-- begin Available data --

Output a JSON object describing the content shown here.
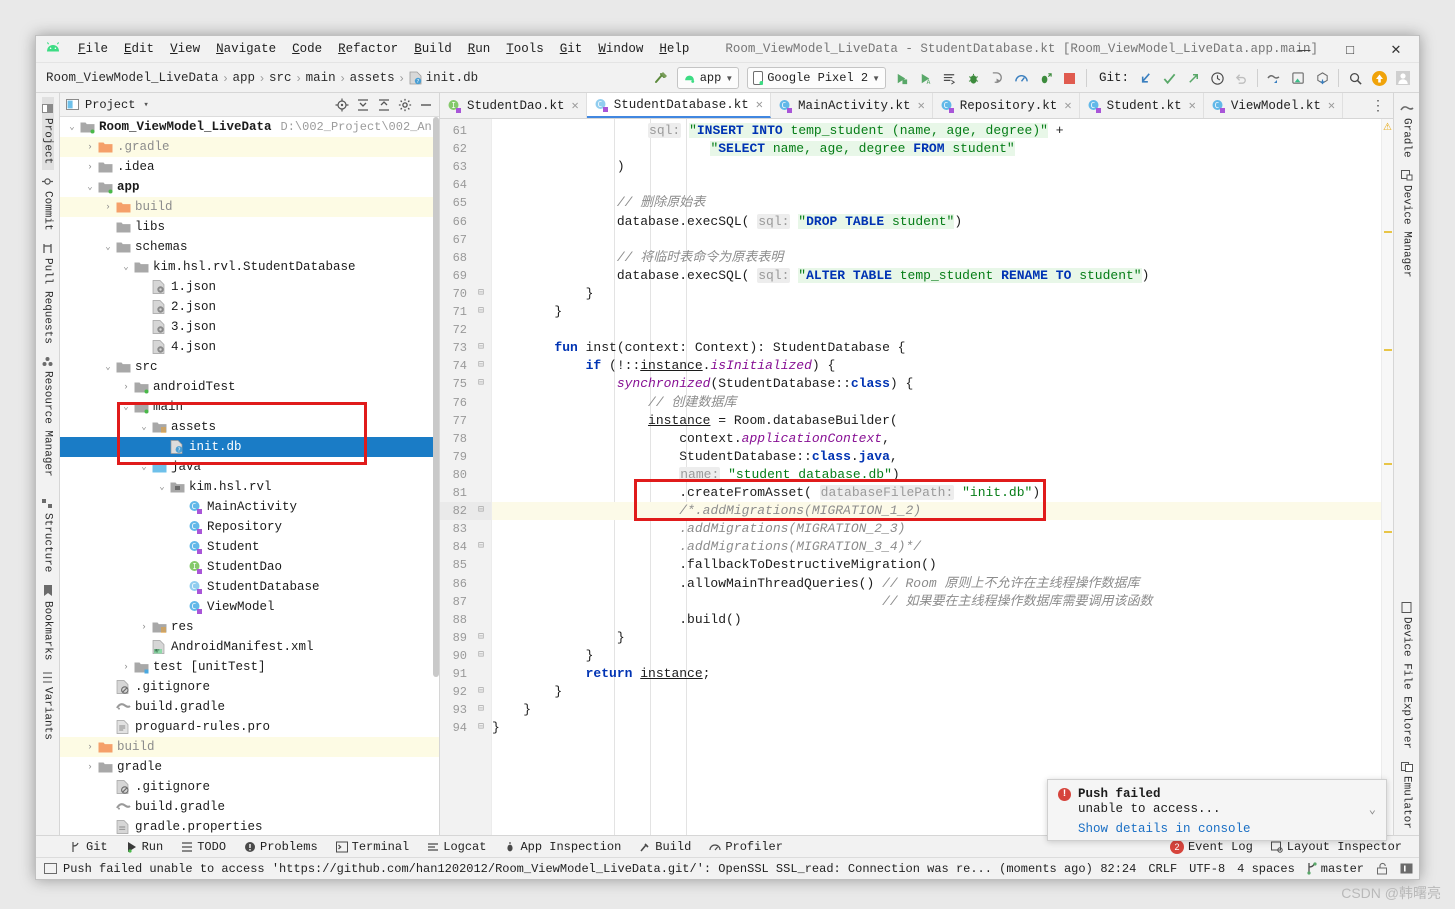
{
  "window": {
    "title": "Room_ViewModel_LiveData - StudentDatabase.kt [Room_ViewModel_LiveData.app.main]",
    "minimize": "—",
    "maximize": "□",
    "close": "✕"
  },
  "menu": {
    "items": [
      {
        "label": "File",
        "mnemonic": "F"
      },
      {
        "label": "Edit",
        "mnemonic": "E"
      },
      {
        "label": "View",
        "mnemonic": "V"
      },
      {
        "label": "Navigate",
        "mnemonic": "N"
      },
      {
        "label": "Code",
        "mnemonic": "C"
      },
      {
        "label": "Refactor",
        "mnemonic": "R"
      },
      {
        "label": "Build",
        "mnemonic": "B"
      },
      {
        "label": "Run",
        "mnemonic": "R"
      },
      {
        "label": "Tools",
        "mnemonic": "T"
      },
      {
        "label": "Git",
        "mnemonic": "G"
      },
      {
        "label": "Window",
        "mnemonic": "W"
      },
      {
        "label": "Help",
        "mnemonic": "H"
      }
    ]
  },
  "breadcrumb": {
    "items": [
      "Room_ViewModel_LiveData",
      "app",
      "src",
      "main",
      "assets",
      "init.db"
    ],
    "separator": "›"
  },
  "toolbar": {
    "run_config": "app",
    "device": "Google Pixel 2",
    "git_label": "Git:",
    "icons": [
      "hammer-build-icon",
      "run-icon",
      "run-with-coverage-icon",
      "edit-configurations-icon",
      "debug-icon",
      "run-step-icon",
      "profile-icon",
      "attach-debugger-icon",
      "stop-icon",
      "git-update-icon",
      "git-commit-icon",
      "git-push-icon",
      "history-icon",
      "undo-icon",
      "avd-manager-icon",
      "sdk-manager-icon",
      "layout-inspector-icon",
      "search-everywhere-icon",
      "update-available-icon",
      "user-account-icon"
    ]
  },
  "left_strip": {
    "items": [
      {
        "label": "Project",
        "icon": "project-icon",
        "selected": true
      },
      {
        "label": "Commit",
        "icon": "commit-icon",
        "selected": false
      },
      {
        "label": "Pull Requests",
        "icon": "pull-requests-icon",
        "selected": false
      },
      {
        "label": "Resource Manager",
        "icon": "resource-manager-icon",
        "selected": false
      },
      {
        "label": "Structure",
        "icon": "structure-icon",
        "selected": false
      },
      {
        "label": "Bookmarks",
        "icon": "bookmarks-icon",
        "selected": false
      },
      {
        "label": "Variants",
        "icon": "variants-icon",
        "selected": false
      }
    ]
  },
  "right_strip": {
    "items": [
      {
        "label": "Gradle",
        "icon": "gradle-icon"
      },
      {
        "label": "Device Manager",
        "icon": "device-manager-icon"
      },
      {
        "label": "Device File Explorer",
        "icon": "device-file-explorer-icon"
      },
      {
        "label": "Emulator",
        "icon": "emulator-icon"
      }
    ]
  },
  "project_panel": {
    "title": "Project",
    "caret": "▾",
    "header_icons": [
      "locate-icon",
      "expand-all-icon",
      "collapse-all-icon",
      "settings-gear-icon",
      "hide-icon"
    ],
    "tree": [
      {
        "indent": 0,
        "arrow": "⌄",
        "icon": "module-folder-icon",
        "label": "Room_ViewModel_LiveData",
        "path": "D:\\002_Project\\002_An",
        "bold": true,
        "state": "normal"
      },
      {
        "indent": 1,
        "arrow": "›",
        "icon": "excluded-folder-icon",
        "label": ".gradle",
        "path": "",
        "state": "highlight",
        "dim": true
      },
      {
        "indent": 1,
        "arrow": "›",
        "icon": "folder-icon",
        "label": ".idea",
        "path": "",
        "state": "normal"
      },
      {
        "indent": 1,
        "arrow": "⌄",
        "icon": "module-folder-icon",
        "label": "app",
        "path": "",
        "state": "normal",
        "bold": true
      },
      {
        "indent": 2,
        "arrow": "›",
        "icon": "excluded-folder-icon",
        "label": "build",
        "path": "",
        "state": "highlight",
        "dim": true
      },
      {
        "indent": 2,
        "arrow": "",
        "icon": "folder-icon",
        "label": "libs",
        "path": "",
        "state": "normal"
      },
      {
        "indent": 2,
        "arrow": "⌄",
        "icon": "folder-icon",
        "label": "schemas",
        "path": "",
        "state": "normal"
      },
      {
        "indent": 3,
        "arrow": "⌄",
        "icon": "folder-icon",
        "label": "kim.hsl.rvl.StudentDatabase",
        "path": "",
        "state": "normal"
      },
      {
        "indent": 4,
        "arrow": "",
        "icon": "json-file-icon",
        "label": "1.json",
        "path": "",
        "state": "normal"
      },
      {
        "indent": 4,
        "arrow": "",
        "icon": "json-file-icon",
        "label": "2.json",
        "path": "",
        "state": "normal"
      },
      {
        "indent": 4,
        "arrow": "",
        "icon": "json-file-icon",
        "label": "3.json",
        "path": "",
        "state": "normal"
      },
      {
        "indent": 4,
        "arrow": "",
        "icon": "json-file-icon",
        "label": "4.json",
        "path": "",
        "state": "normal"
      },
      {
        "indent": 2,
        "arrow": "⌄",
        "icon": "folder-icon",
        "label": "src",
        "path": "",
        "state": "normal"
      },
      {
        "indent": 3,
        "arrow": "›",
        "icon": "test-source-folder-icon",
        "label": "androidTest",
        "path": "",
        "state": "normal"
      },
      {
        "indent": 3,
        "arrow": "⌄",
        "icon": "source-folder-icon",
        "label": "main",
        "path": "",
        "state": "normal"
      },
      {
        "indent": 4,
        "arrow": "⌄",
        "icon": "assets-folder-icon",
        "label": "assets",
        "path": "",
        "state": "normal"
      },
      {
        "indent": 5,
        "arrow": "",
        "icon": "db-file-icon",
        "label": "init.db",
        "path": "",
        "state": "selected"
      },
      {
        "indent": 4,
        "arrow": "⌄",
        "icon": "java-source-folder-icon",
        "label": "java",
        "path": "",
        "state": "normal"
      },
      {
        "indent": 5,
        "arrow": "⌄",
        "icon": "package-icon",
        "label": "kim.hsl.rvl",
        "path": "",
        "state": "normal"
      },
      {
        "indent": 6,
        "arrow": "",
        "icon": "kotlin-class-icon",
        "label": "MainActivity",
        "path": "",
        "state": "normal"
      },
      {
        "indent": 6,
        "arrow": "",
        "icon": "kotlin-class-icon",
        "label": "Repository",
        "path": "",
        "state": "normal"
      },
      {
        "indent": 6,
        "arrow": "",
        "icon": "kotlin-class-icon",
        "label": "Student",
        "path": "",
        "state": "normal"
      },
      {
        "indent": 6,
        "arrow": "",
        "icon": "kotlin-interface-icon",
        "label": "StudentDao",
        "path": "",
        "state": "normal"
      },
      {
        "indent": 6,
        "arrow": "",
        "icon": "kotlin-abstract-class-icon",
        "label": "StudentDatabase",
        "path": "",
        "state": "normal"
      },
      {
        "indent": 6,
        "arrow": "",
        "icon": "kotlin-class-icon",
        "label": "ViewModel",
        "path": "",
        "state": "normal"
      },
      {
        "indent": 4,
        "arrow": "›",
        "icon": "res-folder-icon",
        "label": "res",
        "path": "",
        "state": "normal"
      },
      {
        "indent": 4,
        "arrow": "",
        "icon": "manifest-file-icon",
        "label": "AndroidManifest.xml",
        "path": "",
        "state": "normal"
      },
      {
        "indent": 3,
        "arrow": "›",
        "icon": "test-folder-icon",
        "label": "test [unitTest]",
        "path": "",
        "state": "normal"
      },
      {
        "indent": 2,
        "arrow": "",
        "icon": "gitignore-file-icon",
        "label": ".gitignore",
        "path": "",
        "state": "normal"
      },
      {
        "indent": 2,
        "arrow": "",
        "icon": "gradle-file-icon",
        "label": "build.gradle",
        "path": "",
        "state": "normal"
      },
      {
        "indent": 2,
        "arrow": "",
        "icon": "text-file-icon",
        "label": "proguard-rules.pro",
        "path": "",
        "state": "normal"
      },
      {
        "indent": 1,
        "arrow": "›",
        "icon": "excluded-folder-icon",
        "label": "build",
        "path": "",
        "state": "highlight",
        "dim": true
      },
      {
        "indent": 1,
        "arrow": "›",
        "icon": "folder-icon",
        "label": "gradle",
        "path": "",
        "state": "normal"
      },
      {
        "indent": 2,
        "arrow": "",
        "icon": "gitignore-file-icon",
        "label": ".gitignore",
        "path": "",
        "state": "normal"
      },
      {
        "indent": 2,
        "arrow": "",
        "icon": "gradle-file-icon",
        "label": "build.gradle",
        "path": "",
        "state": "normal"
      },
      {
        "indent": 2,
        "arrow": "",
        "icon": "properties-file-icon",
        "label": "gradle.properties",
        "path": "",
        "state": "normal"
      }
    ]
  },
  "editor": {
    "tabs": [
      {
        "label": "StudentDao.kt",
        "icon": "kotlin-interface-icon",
        "active": false
      },
      {
        "label": "StudentDatabase.kt",
        "icon": "kotlin-abstract-class-icon",
        "active": true
      },
      {
        "label": "MainActivity.kt",
        "icon": "kotlin-class-icon",
        "active": false
      },
      {
        "label": "Repository.kt",
        "icon": "kotlin-class-icon",
        "active": false
      },
      {
        "label": "Student.kt",
        "icon": "kotlin-class-icon",
        "active": false
      },
      {
        "label": "ViewModel.kt",
        "icon": "kotlin-class-icon",
        "active": false
      }
    ],
    "tab_close": "✕",
    "more_tabs": "⋮",
    "first_line_number": 61,
    "lines": [
      {
        "n": 61,
        "text": "                    sql: \"INSERT INTO temp_student (name, age, degree)\" +"
      },
      {
        "n": 62,
        "text": "                            \"SELECT name, age, degree FROM student\""
      },
      {
        "n": 63,
        "text": "                )"
      },
      {
        "n": 64,
        "text": ""
      },
      {
        "n": 65,
        "text": "                // 删除原始表"
      },
      {
        "n": 66,
        "text": "                database.execSQL( sql: \"DROP TABLE student\")"
      },
      {
        "n": 67,
        "text": ""
      },
      {
        "n": 68,
        "text": "                // 将临时表命令为原表表明"
      },
      {
        "n": 69,
        "text": "                database.execSQL( sql: \"ALTER TABLE temp_student RENAME TO student\")"
      },
      {
        "n": 70,
        "text": "            }"
      },
      {
        "n": 71,
        "text": "        }"
      },
      {
        "n": 72,
        "text": ""
      },
      {
        "n": 73,
        "text": "        fun inst(context: Context): StudentDatabase {"
      },
      {
        "n": 74,
        "text": "            if (!::instance.isInitialized) {"
      },
      {
        "n": 75,
        "text": "                synchronized(StudentDatabase::class) {"
      },
      {
        "n": 76,
        "text": "                    // 创建数据库"
      },
      {
        "n": 77,
        "text": "                    instance = Room.databaseBuilder("
      },
      {
        "n": 78,
        "text": "                        context.applicationContext,"
      },
      {
        "n": 79,
        "text": "                        StudentDatabase::class.java,"
      },
      {
        "n": 80,
        "text": "                        name: \"student_database.db\")"
      },
      {
        "n": 81,
        "text": "                        .createFromAsset( databaseFilePath: \"init.db\")"
      },
      {
        "n": 82,
        "text": "                        /*.addMigrations(MIGRATION_1_2)"
      },
      {
        "n": 83,
        "text": "                        .addMigrations(MIGRATION_2_3)"
      },
      {
        "n": 84,
        "text": "                        .addMigrations(MIGRATION_3_4)*/"
      },
      {
        "n": 85,
        "text": "                        .fallbackToDestructiveMigration()"
      },
      {
        "n": 86,
        "text": "                        .allowMainThreadQueries() // Room 原则上不允许在主线程操作数据库"
      },
      {
        "n": 87,
        "text": "                                                  // 如果要在主线程操作数据库需要调用该函数"
      },
      {
        "n": 88,
        "text": "                        .build()"
      },
      {
        "n": 89,
        "text": "                }"
      },
      {
        "n": 90,
        "text": "            }"
      },
      {
        "n": 91,
        "text": "            return instance;"
      },
      {
        "n": 92,
        "text": "        }"
      },
      {
        "n": 93,
        "text": "    }"
      },
      {
        "n": 94,
        "text": "}"
      }
    ]
  },
  "notification": {
    "title": "Push failed",
    "message": "unable to access...",
    "link": "Show details in console",
    "icon": "error-icon",
    "collapse": "⌄"
  },
  "tool_window_bar": {
    "left_items": [
      {
        "label": "Git",
        "icon": "git-branch-icon"
      },
      {
        "label": "Run",
        "icon": "run-icon"
      },
      {
        "label": "TODO",
        "icon": "todo-icon"
      },
      {
        "label": "Problems",
        "icon": "problems-icon"
      },
      {
        "label": "Terminal",
        "icon": "terminal-icon"
      },
      {
        "label": "Logcat",
        "icon": "logcat-icon"
      },
      {
        "label": "App Inspection",
        "icon": "app-inspection-icon"
      },
      {
        "label": "Build",
        "icon": "build-hammer-icon"
      },
      {
        "label": "Profiler",
        "icon": "profiler-icon"
      }
    ],
    "right_items": [
      {
        "label": "Event Log",
        "icon": "event-log-icon",
        "badge": "2"
      },
      {
        "label": "Layout Inspector",
        "icon": "layout-inspector-icon",
        "badge": ""
      }
    ]
  },
  "status_bar": {
    "message": "Push failed unable to access 'https://github.com/han1202012/Room_ViewModel_LiveData.git/': OpenSSL SSL_read: Connection was re... (moments ago)",
    "caret_position": "82:24",
    "line_separator": "CRLF",
    "encoding": "UTF-8",
    "indent": "4 spaces",
    "branch": "master",
    "icons": [
      "message-icon",
      "branch-icon",
      "lock-open-icon",
      "notifications-icon"
    ]
  },
  "watermark": "CSDN @韩曙亮",
  "colors": {
    "selection_blue": "#1a7cc6",
    "annotation_red": "#e01b1b",
    "keyword_blue": "#0033b3",
    "string_green": "#067d17",
    "comment_gray": "#8c8c8c",
    "highlight_yellow": "#fdfbe4",
    "accent_orange": "#f5a623"
  }
}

-- end Available data --

## Problem to solve
All lines that include "access" are to be gathered and copied.

## Output below
    "message": "unable to access...",
    "message": "Push failed unable to access 'https://github.com/han1202012/Room_ViewModel_LiveData.git/': OpenSSL SSL_read: Connection was re... (moments ago)",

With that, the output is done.